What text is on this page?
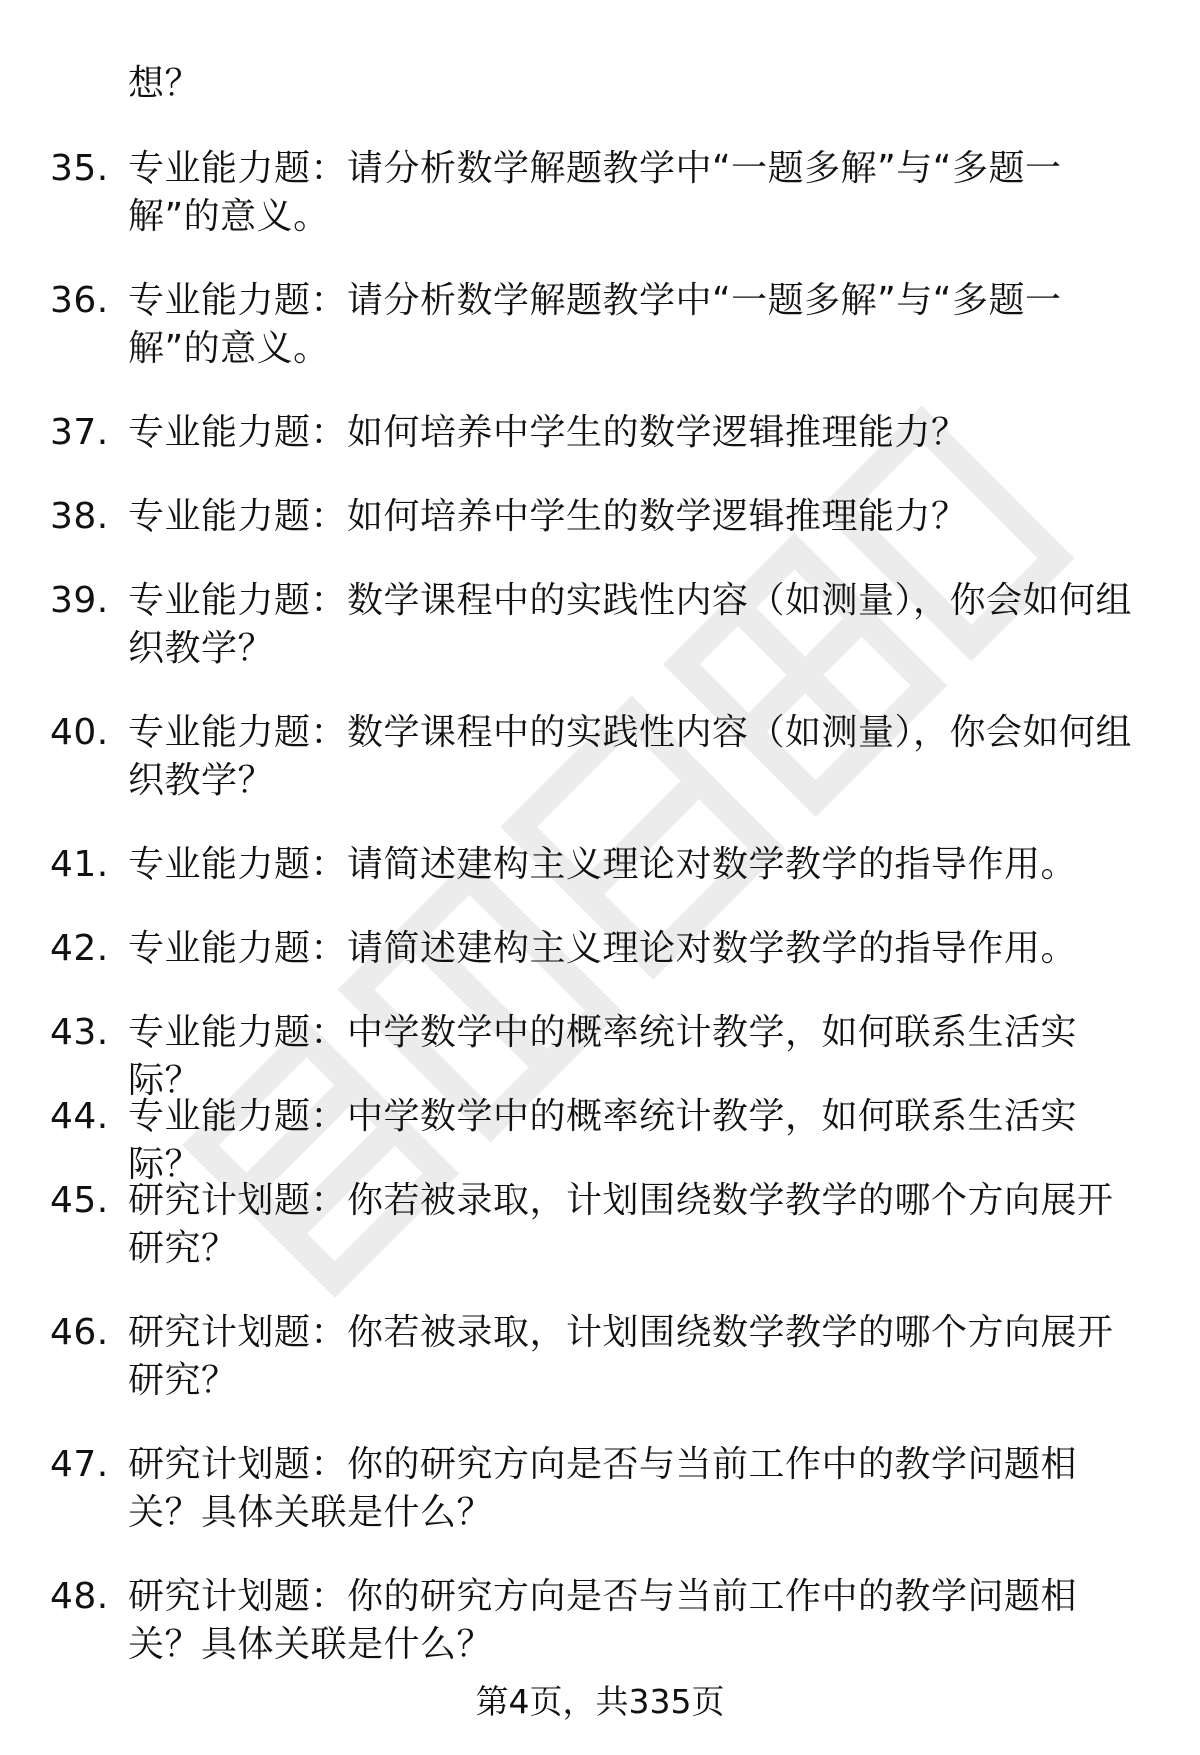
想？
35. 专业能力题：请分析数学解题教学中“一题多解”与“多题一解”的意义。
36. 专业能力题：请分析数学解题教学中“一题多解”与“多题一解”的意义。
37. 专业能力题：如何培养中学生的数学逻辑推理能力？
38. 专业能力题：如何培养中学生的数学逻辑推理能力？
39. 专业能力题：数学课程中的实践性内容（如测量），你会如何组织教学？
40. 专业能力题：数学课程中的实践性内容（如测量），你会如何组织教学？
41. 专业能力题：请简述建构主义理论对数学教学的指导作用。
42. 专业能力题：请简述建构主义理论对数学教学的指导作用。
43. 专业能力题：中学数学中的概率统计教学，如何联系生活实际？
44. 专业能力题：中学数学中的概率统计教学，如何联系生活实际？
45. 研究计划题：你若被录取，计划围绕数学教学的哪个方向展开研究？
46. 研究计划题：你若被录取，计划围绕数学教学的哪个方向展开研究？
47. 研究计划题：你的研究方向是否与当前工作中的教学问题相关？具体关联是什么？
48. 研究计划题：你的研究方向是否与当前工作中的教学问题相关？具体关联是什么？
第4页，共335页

────────────────────────────────────────

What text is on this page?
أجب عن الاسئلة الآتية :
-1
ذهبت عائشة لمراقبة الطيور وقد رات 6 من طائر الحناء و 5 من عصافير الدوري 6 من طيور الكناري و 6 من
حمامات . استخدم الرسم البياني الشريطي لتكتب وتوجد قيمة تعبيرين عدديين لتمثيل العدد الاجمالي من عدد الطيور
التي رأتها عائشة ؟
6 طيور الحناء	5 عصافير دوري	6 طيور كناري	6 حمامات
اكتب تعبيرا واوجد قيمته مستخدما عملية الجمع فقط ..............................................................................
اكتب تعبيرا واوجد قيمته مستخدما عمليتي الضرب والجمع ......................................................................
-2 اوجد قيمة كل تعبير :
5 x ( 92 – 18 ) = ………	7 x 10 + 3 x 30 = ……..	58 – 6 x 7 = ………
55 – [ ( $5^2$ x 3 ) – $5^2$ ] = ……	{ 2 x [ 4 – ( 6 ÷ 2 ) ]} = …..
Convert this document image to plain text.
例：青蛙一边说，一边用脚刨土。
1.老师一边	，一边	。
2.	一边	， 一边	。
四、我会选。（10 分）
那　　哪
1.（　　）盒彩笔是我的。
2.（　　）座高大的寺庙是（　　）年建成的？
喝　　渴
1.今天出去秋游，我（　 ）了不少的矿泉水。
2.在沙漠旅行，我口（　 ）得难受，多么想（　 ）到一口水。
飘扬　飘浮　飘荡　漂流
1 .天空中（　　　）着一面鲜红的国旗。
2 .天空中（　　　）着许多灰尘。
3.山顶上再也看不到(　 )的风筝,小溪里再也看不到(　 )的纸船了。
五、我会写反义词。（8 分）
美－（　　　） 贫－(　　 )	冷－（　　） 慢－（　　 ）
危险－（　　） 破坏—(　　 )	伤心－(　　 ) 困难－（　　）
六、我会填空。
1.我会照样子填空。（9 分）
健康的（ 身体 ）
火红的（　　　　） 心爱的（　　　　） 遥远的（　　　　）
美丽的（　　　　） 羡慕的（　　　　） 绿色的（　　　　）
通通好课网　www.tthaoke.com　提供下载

────────────────────────────────────────

Work out how many lines above contain the word "قيمة". Give only the number.

2